Brief >>
Extract all lines containing "Summary".

Information provided >>
--
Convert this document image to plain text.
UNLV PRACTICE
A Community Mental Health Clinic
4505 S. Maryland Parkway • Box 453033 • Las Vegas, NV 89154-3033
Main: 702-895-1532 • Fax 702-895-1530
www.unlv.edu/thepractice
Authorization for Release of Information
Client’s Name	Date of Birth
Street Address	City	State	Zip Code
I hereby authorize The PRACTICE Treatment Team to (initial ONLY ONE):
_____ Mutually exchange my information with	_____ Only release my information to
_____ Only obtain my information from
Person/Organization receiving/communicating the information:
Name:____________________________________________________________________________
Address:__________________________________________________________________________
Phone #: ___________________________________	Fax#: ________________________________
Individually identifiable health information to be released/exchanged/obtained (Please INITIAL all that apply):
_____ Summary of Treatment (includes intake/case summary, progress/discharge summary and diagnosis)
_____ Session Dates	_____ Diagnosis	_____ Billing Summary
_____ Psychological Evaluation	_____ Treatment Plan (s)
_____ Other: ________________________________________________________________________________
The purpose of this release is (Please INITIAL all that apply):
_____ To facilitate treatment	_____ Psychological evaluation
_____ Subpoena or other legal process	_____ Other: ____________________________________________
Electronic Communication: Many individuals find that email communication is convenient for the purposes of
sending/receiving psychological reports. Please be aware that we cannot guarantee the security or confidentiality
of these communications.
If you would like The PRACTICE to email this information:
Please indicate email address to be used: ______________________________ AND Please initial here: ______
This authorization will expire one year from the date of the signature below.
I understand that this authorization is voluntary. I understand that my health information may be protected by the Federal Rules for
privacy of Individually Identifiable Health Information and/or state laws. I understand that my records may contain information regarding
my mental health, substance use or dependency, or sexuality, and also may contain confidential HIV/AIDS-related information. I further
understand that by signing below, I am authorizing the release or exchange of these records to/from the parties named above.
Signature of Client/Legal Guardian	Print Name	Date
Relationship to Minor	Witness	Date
--
Result >>
_____ Summary of Treatment (includes intake/case summary, progress/discharge summary and diagnosis)
_____ Session Dates	_____ Diagnosis	_____ Billing Summary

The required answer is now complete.